### Exercise objective
Wherever the word "生活满意度" appears in the entries, copy the whole line.
/---
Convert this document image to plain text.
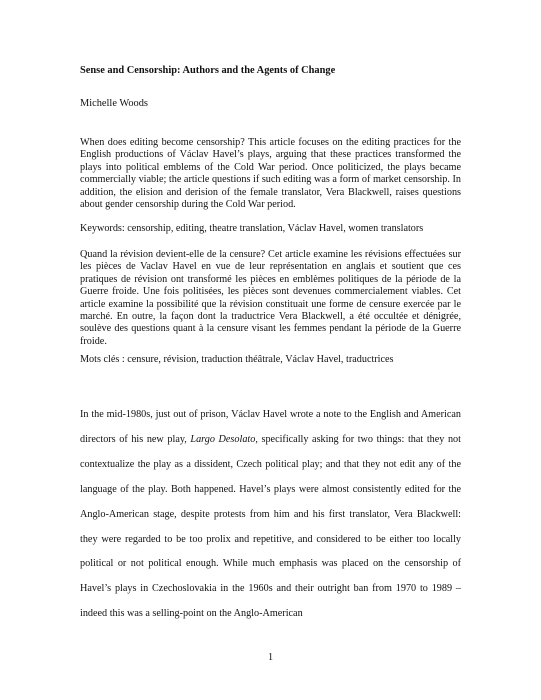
Sense and Censorship: Authors and the Agents of Change
Michelle Woods

When does editing become censorship? This article focuses on the editing practices for the English productions of Václav Havel’s plays, arguing that these practices transformed the plays into political emblems of the Cold War period. Once politicized, the plays became commercially viable; the article questions if such editing was a form of market censorship. In addition, the elision and derision of the female translator, Vera Blackwell, raises questions about gender censorship during the Cold War period.

Keywords: censorship, editing, theatre translation, Václav Havel, women translators

Quand la révision devient-elle de la censure? Cet article examine les révisions effectuées sur les pièces de Vaclav Havel en vue de leur représentation en anglais et soutient que ces pratiques de révision ont transformé les pièces en emblèmes politiques de la période de la Guerre froide. Une fois politisées, les pièces sont devenues commercialement viables. Cet article examine la possibilité que la révision constituait une forme de censure exercée par le marché. En outre, la façon dont la traductrice Vera Blackwell, a été occultée et dénigrée, soulève des questions quant à la censure visant les femmes pendant la période de la Guerre froide.

Mots clés : censure, révision, traduction théâtrale, Václav Havel, traductrices

In the mid-1980s, just out of prison, Václav Havel wrote a note to the English and American directors of his new play, Largo Desolato, specifically asking for two things: that they not contextualize the play as a dissident, Czech political play; and that they not edit any of the language of the play. Both happened. Havel’s plays were almost consistently edited for the Anglo-American stage, despite protests from him and his first translator, Vera Blackwell: they were regarded to be too prolix and repetitive, and considered to be either too locally political or not political enough. While much emphasis was placed on the censorship of Havel’s plays in Czechoslovakia in the 1960s and their outright ban from 1970 to 1989 – indeed this was a selling-point on the Anglo-American

1
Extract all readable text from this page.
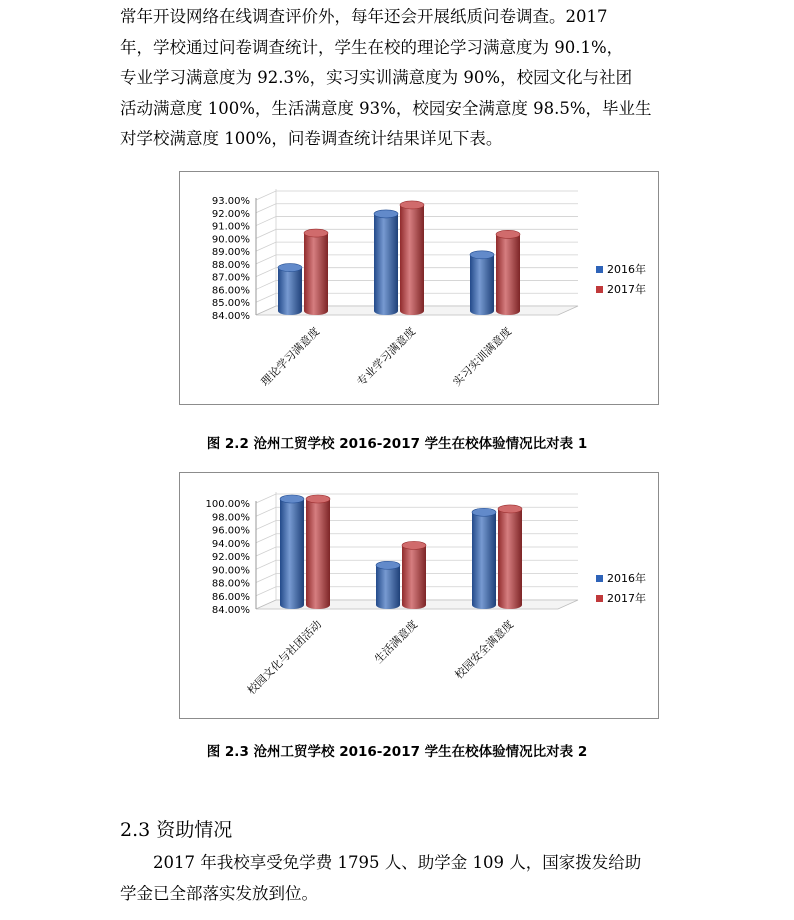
常年开设网络在线调查评价外，每年还会开展纸质问卷调查。2017

年，学校通过问卷调查统计，学生在校的理论学习满意度为 90.1%，

专业学习满意度为 92.3%，实习实训满意度为 90%，校园文化与社团

活动满意度 100%，生活满意度 93%，校园安全满意度 98.5%，毕业生

对学校满意度 100%，问卷调查统计结果详见下表。

84.00%
85.00%
86.00%
87.00%
88.00%
89.00%
90.00%
91.00%
92.00%
93.00%
理论学习满意度	专业学习满意度	实习实训满意度
2016年
2017年
图 2.2 沧州工贸学校 2016-2017 学生在校体验情况比对表 1
84.00%
86.00%
88.00%
90.00%
92.00%
94.00%
96.00%
98.00%
100.00%
校园文化与社团活动	生活满意度	校园安全满意度
2016年
2017年
图 2.3 沧州工贸学校 2016-2017 学生在校体验情况比对表 2
2.3 资助情况

2017 年我校享受免学费 1795 人、助学金 109 人，国家拨发给助

学金已全部落实发放到位。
\---
### Final result
活动满意度 100%，生活满意度 93%，校园安全满意度 98.5%，毕业生
校园文化与社团活动	生活满意度	校园安全满意度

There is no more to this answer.